> [Goal]: Give back the whole listing exactly as shown.

> [Data extract]:
━━━

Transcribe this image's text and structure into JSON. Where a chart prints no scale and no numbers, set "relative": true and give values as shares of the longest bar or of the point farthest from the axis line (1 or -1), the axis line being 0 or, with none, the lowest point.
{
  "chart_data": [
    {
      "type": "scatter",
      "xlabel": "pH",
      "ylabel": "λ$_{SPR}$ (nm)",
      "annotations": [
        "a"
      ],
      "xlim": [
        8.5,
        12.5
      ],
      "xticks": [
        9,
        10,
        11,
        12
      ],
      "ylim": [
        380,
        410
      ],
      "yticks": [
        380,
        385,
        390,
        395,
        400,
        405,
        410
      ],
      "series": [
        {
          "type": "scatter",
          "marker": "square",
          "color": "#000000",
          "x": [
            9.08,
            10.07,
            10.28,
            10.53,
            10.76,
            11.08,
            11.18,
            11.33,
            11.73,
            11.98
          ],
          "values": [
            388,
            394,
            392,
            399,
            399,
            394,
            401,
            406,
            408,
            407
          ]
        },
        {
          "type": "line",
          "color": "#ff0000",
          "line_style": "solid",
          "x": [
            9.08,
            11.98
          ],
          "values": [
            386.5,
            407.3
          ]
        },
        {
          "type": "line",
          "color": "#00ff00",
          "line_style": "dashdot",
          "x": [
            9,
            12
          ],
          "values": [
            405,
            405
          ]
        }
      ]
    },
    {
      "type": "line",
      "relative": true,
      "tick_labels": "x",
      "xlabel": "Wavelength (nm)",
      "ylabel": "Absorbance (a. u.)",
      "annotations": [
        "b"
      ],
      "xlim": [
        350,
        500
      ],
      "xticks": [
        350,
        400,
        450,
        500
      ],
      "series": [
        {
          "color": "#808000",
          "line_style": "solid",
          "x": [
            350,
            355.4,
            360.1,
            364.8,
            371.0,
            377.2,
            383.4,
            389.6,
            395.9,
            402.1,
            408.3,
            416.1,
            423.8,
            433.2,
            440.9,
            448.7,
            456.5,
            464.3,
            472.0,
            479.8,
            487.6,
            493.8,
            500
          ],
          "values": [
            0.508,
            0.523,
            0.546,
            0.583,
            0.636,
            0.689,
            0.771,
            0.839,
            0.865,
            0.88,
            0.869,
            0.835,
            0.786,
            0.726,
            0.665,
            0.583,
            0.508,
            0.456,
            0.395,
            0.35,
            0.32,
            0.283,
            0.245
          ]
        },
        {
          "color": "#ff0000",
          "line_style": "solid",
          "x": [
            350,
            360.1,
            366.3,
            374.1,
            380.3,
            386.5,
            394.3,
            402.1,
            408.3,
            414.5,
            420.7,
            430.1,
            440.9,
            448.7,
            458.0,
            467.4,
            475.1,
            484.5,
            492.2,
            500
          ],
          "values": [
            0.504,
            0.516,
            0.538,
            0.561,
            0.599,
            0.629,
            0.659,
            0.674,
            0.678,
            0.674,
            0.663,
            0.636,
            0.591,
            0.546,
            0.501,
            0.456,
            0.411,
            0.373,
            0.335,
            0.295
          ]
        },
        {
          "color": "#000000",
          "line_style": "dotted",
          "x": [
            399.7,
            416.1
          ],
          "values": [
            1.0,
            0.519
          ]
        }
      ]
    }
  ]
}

━━━

> [Result of the task]:
Transcribe this image's text and structure into JSON. Where a chart prints no scale and no numbers, set "relative": true and give values as shares of the longest bar or of the point farthest from the axis line (1 or -1), the axis line being 0 or, with none, the lowest point.
{
  "chart_data": [
    {
      "type": "scatter",
      "xlabel": "pH",
      "ylabel": "λ$_{SPR}$ (nm)",
      "annotations": [
        "a"
      ],
      "xlim": [
        8.5,
        12.5
      ],
      "xticks": [
        9,
        10,
        11,
        12
      ],
      "ylim": [
        380,
        410
      ],
      "yticks": [
        380,
        385,
        390,
        395,
        400,
        405,
        410
      ],
      "series": [
        {
          "type": "scatter",
          "marker": "square",
          "color": "#000000",
          "x": [
            9.08,
            10.07,
            10.28,
            10.53,
            10.76,
            11.08,
            11.18,
            11.33,
            11.73,
            11.98
          ],
          "values": [
            388,
            394,
            392,
            399,
            399,
            394,
            401,
            406,
            408,
            407
          ]
        },
        {
          "type": "line",
          "color": "#ff0000",
          "line_style": "solid",
          "x": [
            9.08,
            11.98
          ],
          "values": [
            386.5,
            407.3
          ]
        },
        {
          "type": "line",
          "color": "#00ff00",
          "line_style": "dashdot",
          "x": [
            9,
            12
          ],
          "values": [
            405,
            405
          ]
        }
      ]
    },
    {
      "type": "line",
      "relative": true,
      "tick_labels": "x",
      "xlabel": "Wavelength (nm)",
      "ylabel": "Absorbance (a. u.)",
      "annotations": [
        "b"
      ],
      "xlim": [
        350,
        500
      ],
      "xticks": [
        350,
        400,
        450,
        500
      ],
      "series": [
        {
          "color": "#808000",
          "line_style": "solid",
          "x": [
            350,
            355.4,
            360.1,
            364.8,
            371.0,
            377.2,
            383.4,
            389.6,
            395.9,
            402.1,
            408.3,
            416.1,
            423.8,
            433.2,
            440.9,
            448.7,
            456.5,
            464.3,
            472.0,
            479.8,
            487.6,
            493.8,
            500
          ],
          "values": [
            0.508,
            0.523,
            0.546,
            0.583,
            0.636,
            0.689,
            0.771,
            0.839,
            0.865,
            0.88,
            0.869,
            0.835,
            0.786,
            0.726,
            0.665,
            0.583,
            0.508,
            0.456,
            0.395,
            0.35,
            0.32,
            0.283,
            0.245
          ]
        },
        {
          "color": "#ff0000",
          "line_style": "solid",
          "x": [
            350,
            360.1,
            366.3,
            374.1,
            380.3,
            386.5,
            394.3,
            402.1,
            408.3,
            414.5,
            420.7,
            430.1,
            440.9,
            448.7,
            458.0,
            467.4,
            475.1,
            484.5,
            492.2,
            500
          ],
          "values": [
            0.504,
            0.516,
            0.538,
            0.561,
            0.599,
            0.629,
            0.659,
            0.674,
            0.678,
            0.674,
            0.663,
            0.636,
            0.591,
            0.546,
            0.501,
            0.456,
            0.411,
            0.373,
            0.335,
            0.295
          ]
        },
        {
          "color": "#000000",
          "line_style": "dotted",
          "x": [
            399.7,
            416.1
          ],
          "values": [
            1.0,
            0.519
          ]
        }
      ]
    }
  ]
}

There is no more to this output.